### What is required
Look at the entries below and reproduce them exactly.

Figure contents as structured data:
____________________

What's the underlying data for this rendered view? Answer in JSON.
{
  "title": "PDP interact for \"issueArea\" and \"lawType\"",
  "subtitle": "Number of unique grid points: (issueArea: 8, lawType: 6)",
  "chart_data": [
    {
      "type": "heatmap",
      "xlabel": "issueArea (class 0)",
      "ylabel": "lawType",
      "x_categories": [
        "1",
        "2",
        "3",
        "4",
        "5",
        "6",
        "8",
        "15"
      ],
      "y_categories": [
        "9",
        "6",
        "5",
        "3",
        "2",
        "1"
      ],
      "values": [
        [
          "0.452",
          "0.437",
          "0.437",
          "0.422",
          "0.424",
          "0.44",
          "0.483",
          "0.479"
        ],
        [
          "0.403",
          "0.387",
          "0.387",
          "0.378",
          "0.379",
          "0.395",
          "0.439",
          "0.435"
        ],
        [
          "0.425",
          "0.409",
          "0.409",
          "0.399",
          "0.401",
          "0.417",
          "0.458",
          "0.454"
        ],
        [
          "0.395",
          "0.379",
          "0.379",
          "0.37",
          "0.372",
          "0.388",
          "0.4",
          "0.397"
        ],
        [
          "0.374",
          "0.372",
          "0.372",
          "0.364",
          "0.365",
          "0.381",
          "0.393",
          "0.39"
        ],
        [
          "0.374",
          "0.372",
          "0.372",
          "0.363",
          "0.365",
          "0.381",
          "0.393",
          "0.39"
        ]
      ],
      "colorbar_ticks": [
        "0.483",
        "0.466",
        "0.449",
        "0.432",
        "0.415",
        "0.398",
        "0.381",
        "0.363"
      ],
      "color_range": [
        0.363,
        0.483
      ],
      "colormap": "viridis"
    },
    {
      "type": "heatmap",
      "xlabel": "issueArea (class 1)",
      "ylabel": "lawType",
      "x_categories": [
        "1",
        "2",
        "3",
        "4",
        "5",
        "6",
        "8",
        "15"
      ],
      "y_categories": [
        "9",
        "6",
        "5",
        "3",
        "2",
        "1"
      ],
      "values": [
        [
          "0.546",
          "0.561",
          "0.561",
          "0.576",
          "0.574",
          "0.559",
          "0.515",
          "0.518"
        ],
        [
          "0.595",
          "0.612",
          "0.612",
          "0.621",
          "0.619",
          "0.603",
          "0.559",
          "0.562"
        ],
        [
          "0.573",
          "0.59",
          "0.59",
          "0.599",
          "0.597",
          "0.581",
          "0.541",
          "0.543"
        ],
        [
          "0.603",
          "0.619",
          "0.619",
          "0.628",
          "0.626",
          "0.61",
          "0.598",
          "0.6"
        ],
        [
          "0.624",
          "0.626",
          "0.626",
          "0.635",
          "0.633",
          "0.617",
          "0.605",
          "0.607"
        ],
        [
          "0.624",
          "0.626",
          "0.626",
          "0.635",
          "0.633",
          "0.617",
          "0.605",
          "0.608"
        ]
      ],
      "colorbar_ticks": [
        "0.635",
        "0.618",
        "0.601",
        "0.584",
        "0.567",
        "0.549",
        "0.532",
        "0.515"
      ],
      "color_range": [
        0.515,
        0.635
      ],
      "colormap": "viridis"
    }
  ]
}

____________________

### Finished task
What's the underlying data for this rendered view? Answer in JSON.
{
  "title": "PDP interact for \"issueArea\" and \"lawType\"",
  "subtitle": "Number of unique grid points: (issueArea: 8, lawType: 6)",
  "chart_data": [
    {
      "type": "heatmap",
      "xlabel": "issueArea (class 0)",
      "ylabel": "lawType",
      "x_categories": [
        "1",
        "2",
        "3",
        "4",
        "5",
        "6",
        "8",
        "15"
      ],
      "y_categories": [
        "9",
        "6",
        "5",
        "3",
        "2",
        "1"
      ],
      "values": [
        [
          "0.452",
          "0.437",
          "0.437",
          "0.422",
          "0.424",
          "0.44",
          "0.483",
          "0.479"
        ],
        [
          "0.403",
          "0.387",
          "0.387",
          "0.378",
          "0.379",
          "0.395",
          "0.439",
          "0.435"
        ],
        [
          "0.425",
          "0.409",
          "0.409",
          "0.399",
          "0.401",
          "0.417",
          "0.458",
          "0.454"
        ],
        [
          "0.395",
          "0.379",
          "0.379",
          "0.37",
          "0.372",
          "0.388",
          "0.4",
          "0.397"
        ],
        [
          "0.374",
          "0.372",
          "0.372",
          "0.364",
          "0.365",
          "0.381",
          "0.393",
          "0.39"
        ],
        [
          "0.374",
          "0.372",
          "0.372",
          "0.363",
          "0.365",
          "0.381",
          "0.393",
          "0.39"
        ]
      ],
      "colorbar_ticks": [
        "0.483",
        "0.466",
        "0.449",
        "0.432",
        "0.415",
        "0.398",
        "0.381",
        "0.363"
      ],
      "color_range": [
        0.363,
        0.483
      ],
      "colormap": "viridis"
    },
    {
      "type": "heatmap",
      "xlabel": "issueArea (class 1)",
      "ylabel": "lawType",
      "x_categories": [
        "1",
        "2",
        "3",
        "4",
        "5",
        "6",
        "8",
        "15"
      ],
      "y_categories": [
        "9",
        "6",
        "5",
        "3",
        "2",
        "1"
      ],
      "values": [
        [
          "0.546",
          "0.561",
          "0.561",
          "0.576",
          "0.574",
          "0.559",
          "0.515",
          "0.518"
        ],
        [
          "0.595",
          "0.612",
          "0.612",
          "0.621",
          "0.619",
          "0.603",
          "0.559",
          "0.562"
        ],
        [
          "0.573",
          "0.59",
          "0.59",
          "0.599",
          "0.597",
          "0.581",
          "0.541",
          "0.543"
        ],
        [
          "0.603",
          "0.619",
          "0.619",
          "0.628",
          "0.626",
          "0.61",
          "0.598",
          "0.6"
        ],
        [
          "0.624",
          "0.626",
          "0.626",
          "0.635",
          "0.633",
          "0.617",
          "0.605",
          "0.607"
        ],
        [
          "0.624",
          "0.626",
          "0.626",
          "0.635",
          "0.633",
          "0.617",
          "0.605",
          "0.608"
        ]
      ],
      "colorbar_ticks": [
        "0.635",
        "0.618",
        "0.601",
        "0.584",
        "0.567",
        "0.549",
        "0.532",
        "0.515"
      ],
      "color_range": [
        0.515,
        0.635
      ],
      "colormap": "viridis"
    }
  ]
}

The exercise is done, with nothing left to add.